### Problem to solve
Set down the whole listing verbatim.

>> begin Data for this exercise

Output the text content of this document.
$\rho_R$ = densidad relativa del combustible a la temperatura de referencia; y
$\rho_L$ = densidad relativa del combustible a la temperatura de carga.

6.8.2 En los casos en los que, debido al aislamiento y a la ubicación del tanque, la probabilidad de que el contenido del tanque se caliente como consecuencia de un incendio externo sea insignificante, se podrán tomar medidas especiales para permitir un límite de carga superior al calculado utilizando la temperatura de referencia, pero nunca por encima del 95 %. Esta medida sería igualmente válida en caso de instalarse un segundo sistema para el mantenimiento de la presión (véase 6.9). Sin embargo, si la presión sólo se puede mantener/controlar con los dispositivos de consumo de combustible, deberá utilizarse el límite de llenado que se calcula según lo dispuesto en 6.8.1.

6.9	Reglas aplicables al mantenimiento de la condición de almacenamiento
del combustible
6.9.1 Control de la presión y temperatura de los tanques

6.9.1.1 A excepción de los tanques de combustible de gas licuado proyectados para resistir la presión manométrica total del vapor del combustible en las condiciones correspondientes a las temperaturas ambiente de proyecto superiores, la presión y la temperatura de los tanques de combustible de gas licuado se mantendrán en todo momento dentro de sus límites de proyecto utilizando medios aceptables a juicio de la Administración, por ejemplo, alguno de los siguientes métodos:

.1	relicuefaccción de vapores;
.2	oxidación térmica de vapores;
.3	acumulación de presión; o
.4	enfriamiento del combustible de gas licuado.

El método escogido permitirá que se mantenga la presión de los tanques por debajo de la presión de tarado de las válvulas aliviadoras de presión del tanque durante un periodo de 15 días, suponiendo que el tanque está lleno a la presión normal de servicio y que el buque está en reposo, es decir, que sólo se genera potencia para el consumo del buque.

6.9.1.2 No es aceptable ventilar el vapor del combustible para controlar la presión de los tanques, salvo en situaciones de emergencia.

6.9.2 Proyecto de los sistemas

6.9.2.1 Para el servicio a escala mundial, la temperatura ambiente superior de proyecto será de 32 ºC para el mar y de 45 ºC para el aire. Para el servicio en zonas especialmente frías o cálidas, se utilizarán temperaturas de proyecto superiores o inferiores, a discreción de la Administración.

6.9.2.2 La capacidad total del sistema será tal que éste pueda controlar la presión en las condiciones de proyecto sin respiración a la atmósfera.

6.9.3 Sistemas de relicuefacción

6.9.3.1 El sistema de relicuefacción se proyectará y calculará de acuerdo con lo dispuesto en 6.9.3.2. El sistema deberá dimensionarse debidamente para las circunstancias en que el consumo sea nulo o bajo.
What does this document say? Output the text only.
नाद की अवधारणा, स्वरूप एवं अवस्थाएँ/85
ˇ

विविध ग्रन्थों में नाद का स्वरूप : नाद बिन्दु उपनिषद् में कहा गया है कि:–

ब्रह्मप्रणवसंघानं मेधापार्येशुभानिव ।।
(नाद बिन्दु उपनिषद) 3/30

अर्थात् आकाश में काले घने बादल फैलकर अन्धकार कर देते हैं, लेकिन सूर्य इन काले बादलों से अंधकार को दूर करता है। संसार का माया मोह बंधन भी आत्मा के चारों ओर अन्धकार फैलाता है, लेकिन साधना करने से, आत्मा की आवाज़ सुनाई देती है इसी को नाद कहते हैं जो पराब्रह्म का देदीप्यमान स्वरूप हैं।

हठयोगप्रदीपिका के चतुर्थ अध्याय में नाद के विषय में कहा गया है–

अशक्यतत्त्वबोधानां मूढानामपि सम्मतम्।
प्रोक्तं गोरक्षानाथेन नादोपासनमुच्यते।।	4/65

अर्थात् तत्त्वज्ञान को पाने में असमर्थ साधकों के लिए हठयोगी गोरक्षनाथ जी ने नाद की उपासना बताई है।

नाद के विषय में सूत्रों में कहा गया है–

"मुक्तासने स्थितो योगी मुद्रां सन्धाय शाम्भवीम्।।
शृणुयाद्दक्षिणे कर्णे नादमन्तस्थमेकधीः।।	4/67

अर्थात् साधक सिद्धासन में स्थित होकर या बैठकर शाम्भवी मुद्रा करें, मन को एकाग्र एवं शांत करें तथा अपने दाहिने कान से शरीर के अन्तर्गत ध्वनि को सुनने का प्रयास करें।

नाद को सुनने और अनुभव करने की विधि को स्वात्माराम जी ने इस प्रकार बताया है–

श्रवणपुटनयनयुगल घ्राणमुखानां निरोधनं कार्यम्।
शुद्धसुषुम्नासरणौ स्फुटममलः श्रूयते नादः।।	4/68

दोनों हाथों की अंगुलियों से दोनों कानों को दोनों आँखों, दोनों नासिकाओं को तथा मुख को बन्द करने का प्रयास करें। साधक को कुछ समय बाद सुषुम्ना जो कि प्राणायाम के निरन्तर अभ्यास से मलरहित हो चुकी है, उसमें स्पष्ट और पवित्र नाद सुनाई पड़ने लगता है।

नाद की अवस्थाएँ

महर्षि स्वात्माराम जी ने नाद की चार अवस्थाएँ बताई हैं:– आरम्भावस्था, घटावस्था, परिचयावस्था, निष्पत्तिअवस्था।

>> end Data for this exercise

### Solution to this task
Output the text content of this document.
$\rho_R$ = densidad relativa del combustible a la temperatura de referencia; y
$\rho_L$ = densidad relativa del combustible a la temperatura de carga.

6.8.2 En los casos en los que, debido al aislamiento y a la ubicación del tanque, la probabilidad de que el contenido del tanque se caliente como consecuencia de un incendio externo sea insignificante, se podrán tomar medidas especiales para permitir un límite de carga superior al calculado utilizando la temperatura de referencia, pero nunca por encima del 95 %. Esta medida sería igualmente válida en caso de instalarse un segundo sistema para el mantenimiento de la presión (véase 6.9). Sin embargo, si la presión sólo se puede mantener/controlar con los dispositivos de consumo de combustible, deberá utilizarse el límite de llenado que se calcula según lo dispuesto en 6.8.1.

6.9	Reglas aplicables al mantenimiento de la condición de almacenamiento
del combustible
6.9.1 Control de la presión y temperatura de los tanques

6.9.1.1 A excepción de los tanques de combustible de gas licuado proyectados para resistir la presión manométrica total del vapor del combustible en las condiciones correspondientes a las temperaturas ambiente de proyecto superiores, la presión y la temperatura de los tanques de combustible de gas licuado se mantendrán en todo momento dentro de sus límites de proyecto utilizando medios aceptables a juicio de la Administración, por ejemplo, alguno de los siguientes métodos:

.1	relicuefaccción de vapores;
.2	oxidación térmica de vapores;
.3	acumulación de presión; o
.4	enfriamiento del combustible de gas licuado.

El método escogido permitirá que se mantenga la presión de los tanques por debajo de la presión de tarado de las válvulas aliviadoras de presión del tanque durante un periodo de 15 días, suponiendo que el tanque está lleno a la presión normal de servicio y que el buque está en reposo, es decir, que sólo se genera potencia para el consumo del buque.

6.9.1.2 No es aceptable ventilar el vapor del combustible para controlar la presión de los tanques, salvo en situaciones de emergencia.

6.9.2 Proyecto de los sistemas

6.9.2.1 Para el servicio a escala mundial, la temperatura ambiente superior de proyecto será de 32 ºC para el mar y de 45 ºC para el aire. Para el servicio en zonas especialmente frías o cálidas, se utilizarán temperaturas de proyecto superiores o inferiores, a discreción de la Administración.

6.9.2.2 La capacidad total del sistema será tal que éste pueda controlar la presión en las condiciones de proyecto sin respiración a la atmósfera.

6.9.3 Sistemas de relicuefacción

6.9.3.1 El sistema de relicuefacción se proyectará y calculará de acuerdo con lo dispuesto en 6.9.3.2. El sistema deberá dimensionarse debidamente para las circunstancias en que el consumo sea nulo o bajo.
What does this document say? Output the text only.
नाद की अवधारणा, स्वरूप एवं अवस्थाएँ/85
ˇ

विविध ग्रन्थों में नाद का स्वरूप : नाद बिन्दु उपनिषद् में कहा गया है कि:–

ब्रह्मप्रणवसंघानं मेधापार्येशुभानिव ।।
(नाद बिन्दु उपनिषद) 3/30

अर्थात् आकाश में काले घने बादल फैलकर अन्धकार कर देते हैं, लेकिन सूर्य इन काले बादलों से अंधकार को दूर करता है। संसार का माया मोह बंधन भी आत्मा के चारों ओर अन्धकार फैलाता है, लेकिन साधना करने से, आत्मा की आवाज़ सुनाई देती है इसी को नाद कहते हैं जो पराब्रह्म का देदीप्यमान स्वरूप हैं।

हठयोगप्रदीपिका के चतुर्थ अध्याय में नाद के विषय में कहा गया है–

अशक्यतत्त्वबोधानां मूढानामपि सम्मतम्।
प्रोक्तं गोरक्षानाथेन नादोपासनमुच्यते।।	4/65

अर्थात् तत्त्वज्ञान को पाने में असमर्थ साधकों के लिए हठयोगी गोरक्षनाथ जी ने नाद की उपासना बताई है।

नाद के विषय में सूत्रों में कहा गया है–

"मुक्तासने स्थितो योगी मुद्रां सन्धाय शाम्भवीम्।।
शृणुयाद्दक्षिणे कर्णे नादमन्तस्थमेकधीः।।	4/67

अर्थात् साधक सिद्धासन में स्थित होकर या बैठकर शाम्भवी मुद्रा करें, मन को एकाग्र एवं शांत करें तथा अपने दाहिने कान से शरीर के अन्तर्गत ध्वनि को सुनने का प्रयास करें।

नाद को सुनने और अनुभव करने की विधि को स्वात्माराम जी ने इस प्रकार बताया है–

श्रवणपुटनयनयुगल घ्राणमुखानां निरोधनं कार्यम्।
शुद्धसुषुम्नासरणौ स्फुटममलः श्रूयते नादः।।	4/68

दोनों हाथों की अंगुलियों से दोनों कानों को दोनों आँखों, दोनों नासिकाओं को तथा मुख को बन्द करने का प्रयास करें। साधक को कुछ समय बाद सुषुम्ना जो कि प्राणायाम के निरन्तर अभ्यास से मलरहित हो चुकी है, उसमें स्पष्ट और पवित्र नाद सुनाई पड़ने लगता है।

नाद की अवस्थाएँ

महर्षि स्वात्माराम जी ने नाद की चार अवस्थाएँ बताई हैं:– आरम्भावस्था, घटावस्था, परिचयावस्था, निष्पत्तिअवस्था।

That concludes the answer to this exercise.